Requirement – Copy out all lines of the records in which the word "with" appears.
==== Data shown
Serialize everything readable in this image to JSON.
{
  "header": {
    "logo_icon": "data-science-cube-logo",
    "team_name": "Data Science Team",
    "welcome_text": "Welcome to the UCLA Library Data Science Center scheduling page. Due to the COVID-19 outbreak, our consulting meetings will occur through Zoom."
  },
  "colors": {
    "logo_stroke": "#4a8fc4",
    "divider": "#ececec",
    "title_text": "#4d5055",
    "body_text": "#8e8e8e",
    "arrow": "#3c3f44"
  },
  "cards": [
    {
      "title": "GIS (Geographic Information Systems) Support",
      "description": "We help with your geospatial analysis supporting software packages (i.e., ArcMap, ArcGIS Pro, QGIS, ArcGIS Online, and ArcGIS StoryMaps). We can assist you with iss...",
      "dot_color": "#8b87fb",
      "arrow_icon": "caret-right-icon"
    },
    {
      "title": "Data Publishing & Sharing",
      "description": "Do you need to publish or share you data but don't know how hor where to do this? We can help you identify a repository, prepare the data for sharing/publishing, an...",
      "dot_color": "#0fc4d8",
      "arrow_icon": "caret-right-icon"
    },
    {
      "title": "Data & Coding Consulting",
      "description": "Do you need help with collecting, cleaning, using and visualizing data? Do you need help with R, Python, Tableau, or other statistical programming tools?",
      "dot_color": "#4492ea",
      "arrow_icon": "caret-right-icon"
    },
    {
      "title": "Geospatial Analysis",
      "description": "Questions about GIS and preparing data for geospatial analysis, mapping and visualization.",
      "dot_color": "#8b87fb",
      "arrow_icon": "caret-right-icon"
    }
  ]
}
========
Final result –
      "description": "We help with your geospatial analysis supporting software packages (i.e., ArcMap, ArcGIS Pro, QGIS, ArcGIS Online, and ArcGIS StoryMaps). We can assist you with iss...",
      "description": "Do you need help with collecting, cleaning, using and visualizing data? Do you need help with R, Python, Tableau, or other statistical programming tools?",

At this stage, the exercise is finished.